Any picture among the records should be left out, please; retype the rest exactly.

+ + + + + + +

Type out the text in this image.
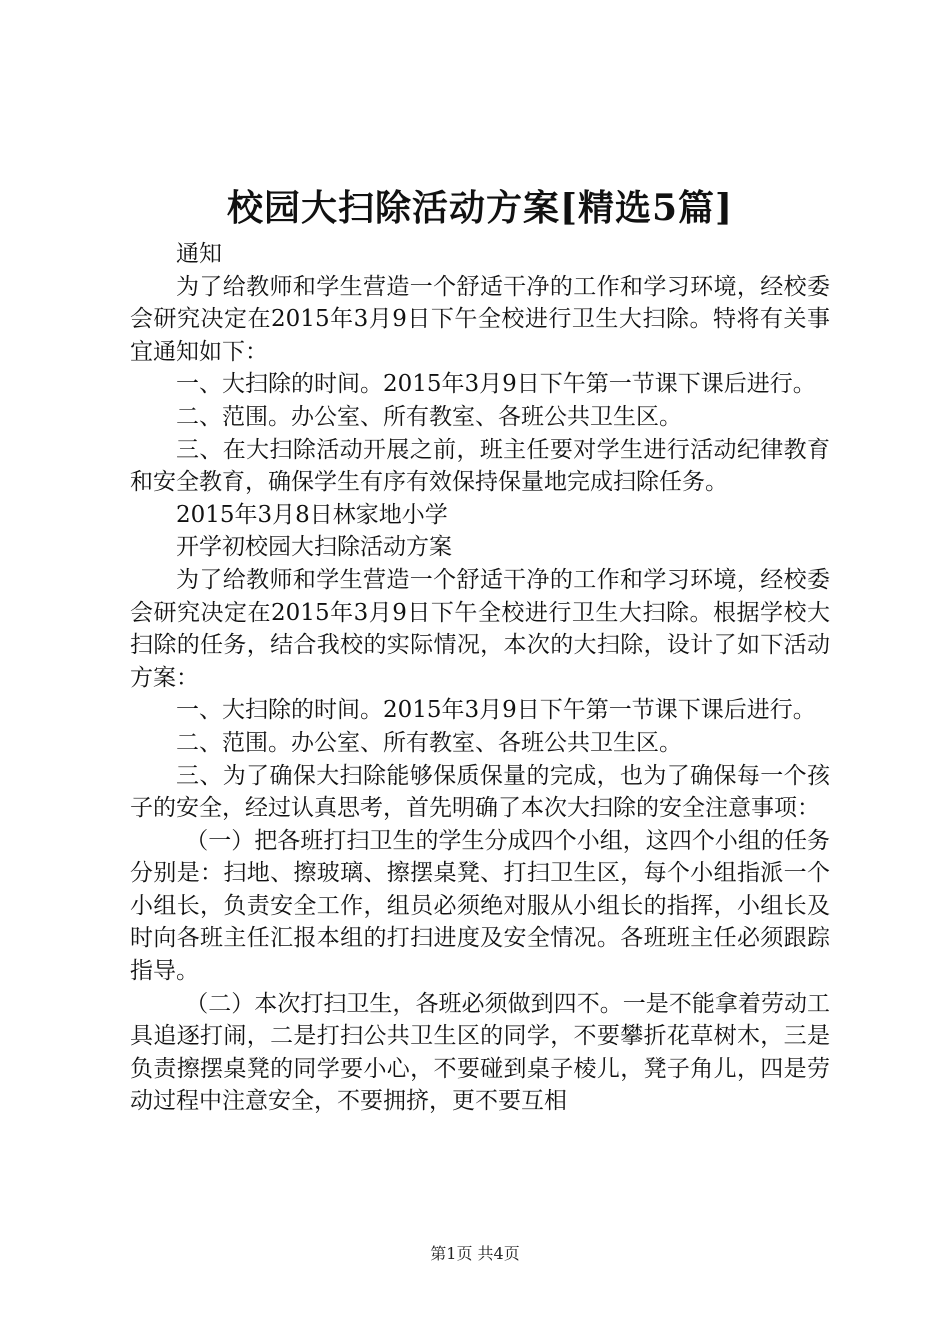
校园大扫除活动方案[精选5篇]

通知

为了给教师和学生营造一个舒适干净的工作和学习环境，经校委会研究决定在2015年3月9日下午全校进行卫生大扫除。特将有关事宜通知如下：

一、大扫除的时间。2015年3月9日下午第一节课下课后进行。

二、范围。办公室、所有教室、各班公共卫生区。

三、在大扫除活动开展之前，班主任要对学生进行活动纪律教育和安全教育，确保学生有序有效保持保量地完成扫除任务。

2015年3月8日林家地小学

开学初校园大扫除活动方案

为了给教师和学生营造一个舒适干净的工作和学习环境，经校委会研究决定在2015年3月9日下午全校进行卫生大扫除。根据学校大扫除的任务，结合我校的实际情况，本次的大扫除，设计了如下活动方案：

一、大扫除的时间。2015年3月9日下午第一节课下课后进行。

二、范围。办公室、所有教室、各班公共卫生区。

三、为了确保大扫除能够保质保量的完成，也为了确保每一个孩子的安全，经过认真思考，首先明确了本次大扫除的安全注意事项：

（一）把各班打扫卫生的学生分成四个小组，这四个小组的任务分别是：扫地、擦玻璃、擦摆桌凳、打扫卫生区，每个小组指派一个小组长，负责安全工作，组员必须绝对服从小组长的指挥，小组长及时向各班主任汇报本组的打扫进度及安全情况。各班班主任必须跟踪指导。

（二）本次打扫卫生，各班必须做到四不。一是不能拿着劳动工具追逐打闹，二是打扫公共卫生区的同学，不要攀折花草树木，三是负责擦摆桌凳的同学要小心，不要碰到桌子棱儿，凳子角儿，四是劳动过程中注意安全，不要拥挤，更不要互相

第1页 共4页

+ + + + + + +

## The reply
Type out the text in this image.
校园大扫除活动方案[精选5篇]

通知

为了给教师和学生营造一个舒适干净的工作和学习环境，经校委会研究决定在2015年3月9日下午全校进行卫生大扫除。特将有关事宜通知如下：

一、大扫除的时间。2015年3月9日下午第一节课下课后进行。

二、范围。办公室、所有教室、各班公共卫生区。

三、在大扫除活动开展之前，班主任要对学生进行活动纪律教育和安全教育，确保学生有序有效保持保量地完成扫除任务。

2015年3月8日林家地小学

开学初校园大扫除活动方案

为了给教师和学生营造一个舒适干净的工作和学习环境，经校委会研究决定在2015年3月9日下午全校进行卫生大扫除。根据学校大扫除的任务，结合我校的实际情况，本次的大扫除，设计了如下活动方案：

一、大扫除的时间。2015年3月9日下午第一节课下课后进行。

二、范围。办公室、所有教室、各班公共卫生区。

三、为了确保大扫除能够保质保量的完成，也为了确保每一个孩子的安全，经过认真思考，首先明确了本次大扫除的安全注意事项：

（一）把各班打扫卫生的学生分成四个小组，这四个小组的任务分别是：扫地、擦玻璃、擦摆桌凳、打扫卫生区，每个小组指派一个小组长，负责安全工作，组员必须绝对服从小组长的指挥，小组长及时向各班主任汇报本组的打扫进度及安全情况。各班班主任必须跟踪指导。

（二）本次打扫卫生，各班必须做到四不。一是不能拿着劳动工具追逐打闹，二是打扫公共卫生区的同学，不要攀折花草树木，三是负责擦摆桌凳的同学要小心，不要碰到桌子棱儿，凳子角儿，四是劳动过程中注意安全，不要拥挤，更不要互相

第1页 共4页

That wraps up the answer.